▸ Problem to work on
Below are entries to be transcribed exactly; exclude the pictures from the copy.

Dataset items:
-- BEGIN --
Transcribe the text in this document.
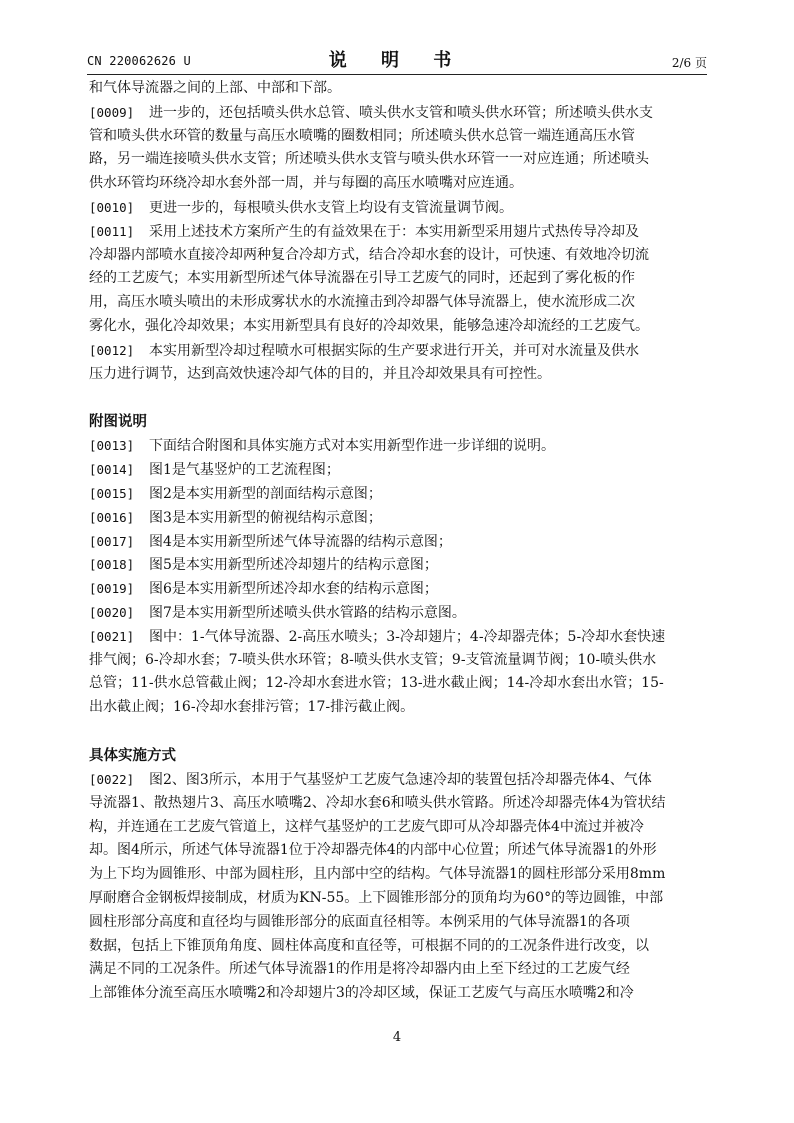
CN 220062626 U	说 明 书	2/6 页
和气体导流器之间的上部、中部和下部。
[0009] 进一步的，还包括喷头供水总管、喷头供水支管和喷头供水环管；所述喷头供水支
管和喷头供水环管的数量与高压水喷嘴的圈数相同；所述喷头供水总管一端连通高压水管
路，另一端连接喷头供水支管；所述喷头供水支管与喷头供水环管一一对应连通；所述喷头
供水环管均环绕冷却水套外部一周，并与每圈的高压水喷嘴对应连通。
[0010] 更进一步的，每根喷头供水支管上均设有支管流量调节阀。
[0011] 采用上述技术方案所产生的有益效果在于：本实用新型采用翅片式热传导冷却及
冷却器内部喷水直接冷却两种复合冷却方式，结合冷却水套的设计，可快速、有效地冷切流
经的工艺废气；本实用新型所述气体导流器在引导工艺废气的同时，还起到了雾化板的作
用，高压水喷头喷出的未形成雾状水的水流撞击到冷却器气体导流器上，使水流形成二次
雾化水，强化冷却效果；本实用新型具有良好的冷却效果，能够急速冷却流经的工艺废气。
[0012] 本实用新型冷却过程喷水可根据实际的生产要求进行开关，并可对水流量及供水
压力进行调节，达到高效快速冷却气体的目的，并且冷却效果具有可控性。
附图说明
[0013] 下面结合附图和具体实施方式对本实用新型作进一步详细的说明。
[0014] 图1是气基竖炉的工艺流程图；
[0015] 图2是本实用新型的剖面结构示意图；
[0016] 图3是本实用新型的俯视结构示意图；
[0017] 图4是本实用新型所述气体导流器的结构示意图；
[0018] 图5是本实用新型所述冷却翅片的结构示意图；
[0019] 图6是本实用新型所述冷却水套的结构示意图；
[0020] 图7是本实用新型所述喷头供水管路的结构示意图。
[0021] 图中：1-气体导流器、2-高压水喷头；3-冷却翅片；4-冷却器壳体；5-冷却水套快速
排气阀；6-冷却水套；7-喷头供水环管；8-喷头供水支管；9-支管流量调节阀；10-喷头供水
总管；11-供水总管截止阀；12-冷却水套进水管；13-进水截止阀；14-冷却水套出水管；15-
出水截止阀；16-冷却水套排污管；17-排污截止阀。
具体实施方式
[0022] 图2、图3所示，本用于气基竖炉工艺废气急速冷却的装置包括冷却器壳体4、气体
导流器1、散热翅片3、高压水喷嘴2、冷却水套6和喷头供水管路。所述冷却器壳体4为管状结
构，并连通在工艺废气管道上，这样气基竖炉的工艺废气即可从冷却器壳体4中流过并被冷
却。图4所示，所述气体导流器1位于冷却器壳体4的内部中心位置；所述气体导流器1的外形
为上下均为圆锥形、中部为圆柱形，且内部中空的结构。气体导流器1的圆柱形部分采用8mm
厚耐磨合金钢板焊接制成，材质为KN-55。上下圆锥形部分的顶角均为60°的等边圆锥，中部
圆柱形部分高度和直径均与圆锥形部分的底面直径相等。本例采用的气体导流器1的各项
数据，包括上下锥顶角角度、圆柱体高度和直径等，可根据不同的的工况条件进行改变，以
满足不同的工况条件。所述气体导流器1的作用是将冷却器内由上至下经过的工艺废气经
上部锥体分流至高压水喷嘴2和冷却翅片3的冷却区域，保证工艺废气与高压水喷嘴2和冷
4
-- END --
▸ Response below
Transcribe the text in this document.
CN 220062626 U	说 明 书	2/6 页
和气体导流器之间的上部、中部和下部。
[0009] 进一步的，还包括喷头供水总管、喷头供水支管和喷头供水环管；所述喷头供水支
管和喷头供水环管的数量与高压水喷嘴的圈数相同；所述喷头供水总管一端连通高压水管
路，另一端连接喷头供水支管；所述喷头供水支管与喷头供水环管一一对应连通；所述喷头
供水环管均环绕冷却水套外部一周，并与每圈的高压水喷嘴对应连通。
[0010] 更进一步的，每根喷头供水支管上均设有支管流量调节阀。
[0011] 采用上述技术方案所产生的有益效果在于：本实用新型采用翅片式热传导冷却及
冷却器内部喷水直接冷却两种复合冷却方式，结合冷却水套的设计，可快速、有效地冷切流
经的工艺废气；本实用新型所述气体导流器在引导工艺废气的同时，还起到了雾化板的作
用，高压水喷头喷出的未形成雾状水的水流撞击到冷却器气体导流器上，使水流形成二次
雾化水，强化冷却效果；本实用新型具有良好的冷却效果，能够急速冷却流经的工艺废气。
[0012] 本实用新型冷却过程喷水可根据实际的生产要求进行开关，并可对水流量及供水
压力进行调节，达到高效快速冷却气体的目的，并且冷却效果具有可控性。
附图说明
[0013] 下面结合附图和具体实施方式对本实用新型作进一步详细的说明。
[0014] 图1是气基竖炉的工艺流程图；
[0015] 图2是本实用新型的剖面结构示意图；
[0016] 图3是本实用新型的俯视结构示意图；
[0017] 图4是本实用新型所述气体导流器的结构示意图；
[0018] 图5是本实用新型所述冷却翅片的结构示意图；
[0019] 图6是本实用新型所述冷却水套的结构示意图；
[0020] 图7是本实用新型所述喷头供水管路的结构示意图。
[0021] 图中：1-气体导流器、2-高压水喷头；3-冷却翅片；4-冷却器壳体；5-冷却水套快速
排气阀；6-冷却水套；7-喷头供水环管；8-喷头供水支管；9-支管流量调节阀；10-喷头供水
总管；11-供水总管截止阀；12-冷却水套进水管；13-进水截止阀；14-冷却水套出水管；15-
出水截止阀；16-冷却水套排污管；17-排污截止阀。
具体实施方式
[0022] 图2、图3所示，本用于气基竖炉工艺废气急速冷却的装置包括冷却器壳体4、气体
导流器1、散热翅片3、高压水喷嘴2、冷却水套6和喷头供水管路。所述冷却器壳体4为管状结
构，并连通在工艺废气管道上，这样气基竖炉的工艺废气即可从冷却器壳体4中流过并被冷
却。图4所示，所述气体导流器1位于冷却器壳体4的内部中心位置；所述气体导流器1的外形
为上下均为圆锥形、中部为圆柱形，且内部中空的结构。气体导流器1的圆柱形部分采用8mm
厚耐磨合金钢板焊接制成，材质为KN-55。上下圆锥形部分的顶角均为60°的等边圆锥，中部
圆柱形部分高度和直径均与圆锥形部分的底面直径相等。本例采用的气体导流器1的各项
数据，包括上下锥顶角角度、圆柱体高度和直径等，可根据不同的的工况条件进行改变，以
满足不同的工况条件。所述气体导流器1的作用是将冷却器内由上至下经过的工艺废气经
上部锥体分流至高压水喷嘴2和冷却翅片3的冷却区域，保证工艺废气与高压水喷嘴2和冷
4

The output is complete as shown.